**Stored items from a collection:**
□ □ □ □
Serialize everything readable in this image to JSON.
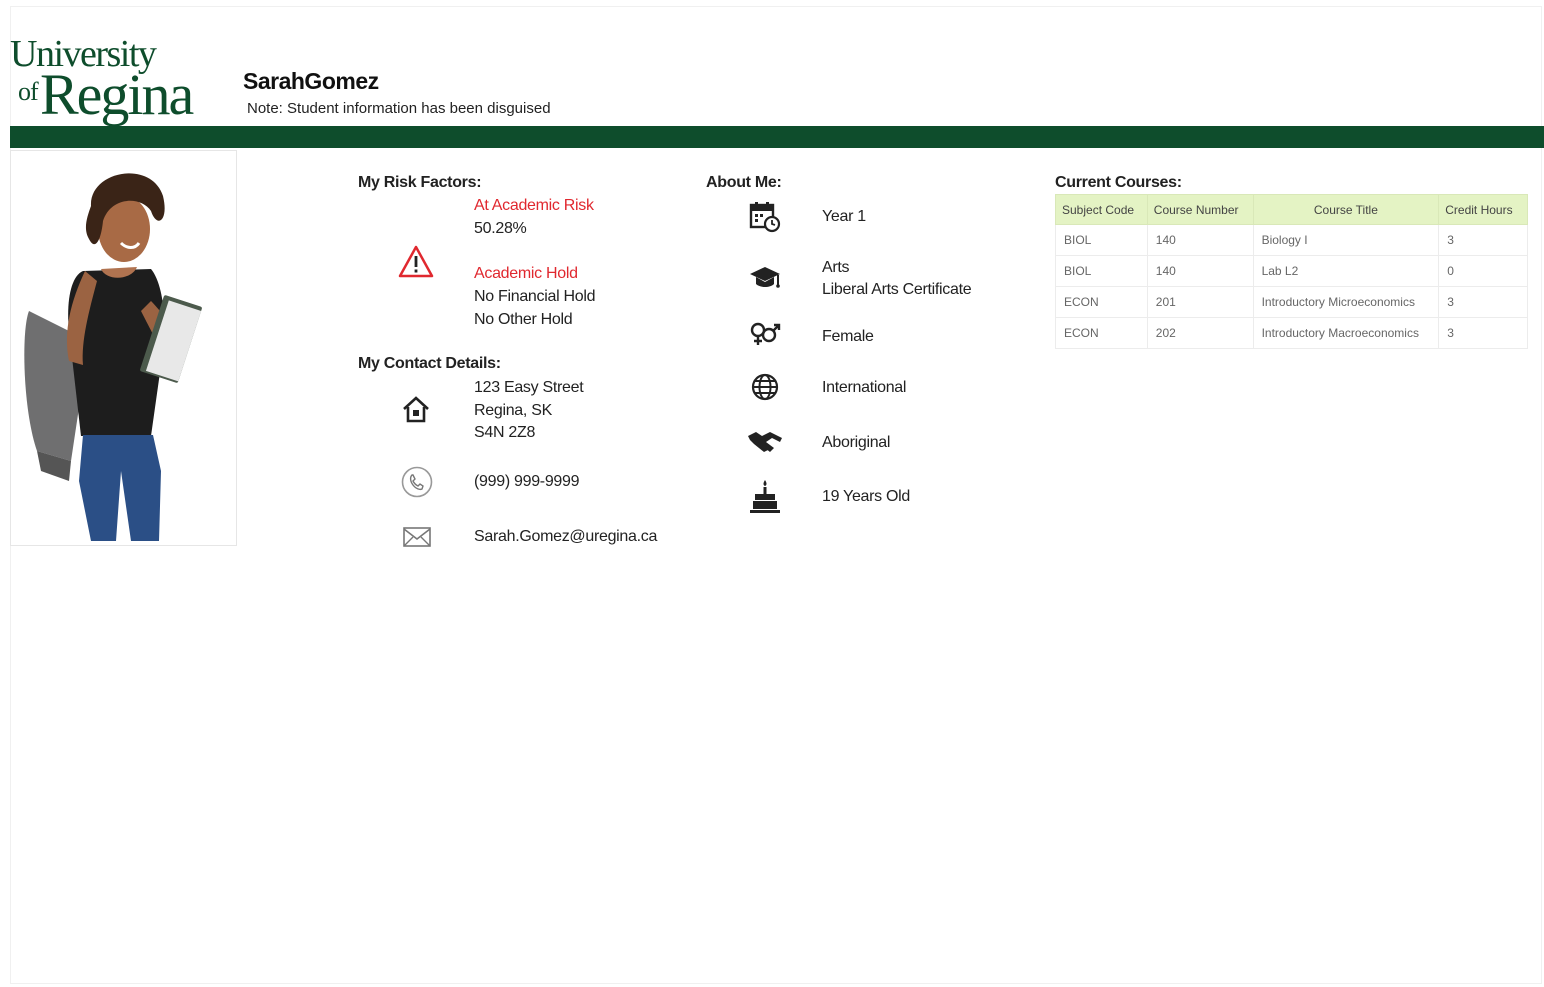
{
  "logo": {
    "line1": "University",
    "of": "of",
    "line2": "Regina"
  },
  "header": {
    "name": "SarahGomez",
    "note": "Note: Student information has been disguised"
  },
  "risk": {
    "title": "My Risk Factors:",
    "academic_risk": "At Academic Risk",
    "percent": "50.28%",
    "academic_hold": "Academic Hold",
    "financial_hold": "No Financial Hold",
    "other_hold": "No Other Hold"
  },
  "contact": {
    "title": "My Contact Details:",
    "address1": "123 Easy Street",
    "address2": "Regina, SK",
    "address3": "S4N 2Z8",
    "phone": "(999) 999-9999",
    "email": "Sarah.Gomez@uregina.ca"
  },
  "about": {
    "title": "About Me:",
    "year": "Year 1",
    "faculty": "Arts",
    "program": "Liberal Arts Certificate",
    "gender": "Female",
    "status": "International",
    "heritage": "Aboriginal",
    "age": "19 Years Old"
  },
  "courses": {
    "title": "Current Courses:",
    "headers": [
      "Subject Code",
      "Course Number",
      "Course Title",
      "Credit Hours"
    ],
    "rows": [
      [
        "BIOL",
        "140",
        "Biology I",
        "3"
      ],
      [
        "BIOL",
        "140",
        "Lab L2",
        "0"
      ],
      [
        "ECON",
        "201",
        "Introductory Microeconomics",
        "3"
      ],
      [
        "ECON",
        "202",
        "Introductory Macroeconomics",
        "3"
      ]
    ]
  },
  "colors": {
    "brand_green": "#0e4d2c",
    "alert_red": "#e0282f",
    "table_header": "#e4f3c4"
  },
  "icons": [
    "warning-icon",
    "home-icon",
    "phone-icon",
    "mail-icon",
    "calendar-icon",
    "graduation-cap-icon",
    "gender-icon",
    "globe-icon",
    "handshake-icon",
    "birthday-cake-icon"
  ]
}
□ □ □ □
**Task instructions:** Leave the pictures out and write out every entry exactly as given.

**The output:**
Serialize everything readable in this image to JSON.
{
  "logo": {
    "line1": "University",
    "of": "of",
    "line2": "Regina"
  },
  "header": {
    "name": "SarahGomez",
    "note": "Note: Student information has been disguised"
  },
  "risk": {
    "title": "My Risk Factors:",
    "academic_risk": "At Academic Risk",
    "percent": "50.28%",
    "academic_hold": "Academic Hold",
    "financial_hold": "No Financial Hold",
    "other_hold": "No Other Hold"
  },
  "contact": {
    "title": "My Contact Details:",
    "address1": "123 Easy Street",
    "address2": "Regina, SK",
    "address3": "S4N 2Z8",
    "phone": "(999) 999-9999",
    "email": "Sarah.Gomez@uregina.ca"
  },
  "about": {
    "title": "About Me:",
    "year": "Year 1",
    "faculty": "Arts",
    "program": "Liberal Arts Certificate",
    "gender": "Female",
    "status": "International",
    "heritage": "Aboriginal",
    "age": "19 Years Old"
  },
  "courses": {
    "title": "Current Courses:",
    "headers": [
      "Subject Code",
      "Course Number",
      "Course Title",
      "Credit Hours"
    ],
    "rows": [
      [
        "BIOL",
        "140",
        "Biology I",
        "3"
      ],
      [
        "BIOL",
        "140",
        "Lab L2",
        "0"
      ],
      [
        "ECON",
        "201",
        "Introductory Microeconomics",
        "3"
      ],
      [
        "ECON",
        "202",
        "Introductory Macroeconomics",
        "3"
      ]
    ]
  },
  "colors": {
    "brand_green": "#0e4d2c",
    "alert_red": "#e0282f",
    "table_header": "#e4f3c4"
  },
  "icons": [
    "warning-icon",
    "home-icon",
    "phone-icon",
    "mail-icon",
    "calendar-icon",
    "graduation-cap-icon",
    "gender-icon",
    "globe-icon",
    "handshake-icon",
    "birthday-cake-icon"
  ]
}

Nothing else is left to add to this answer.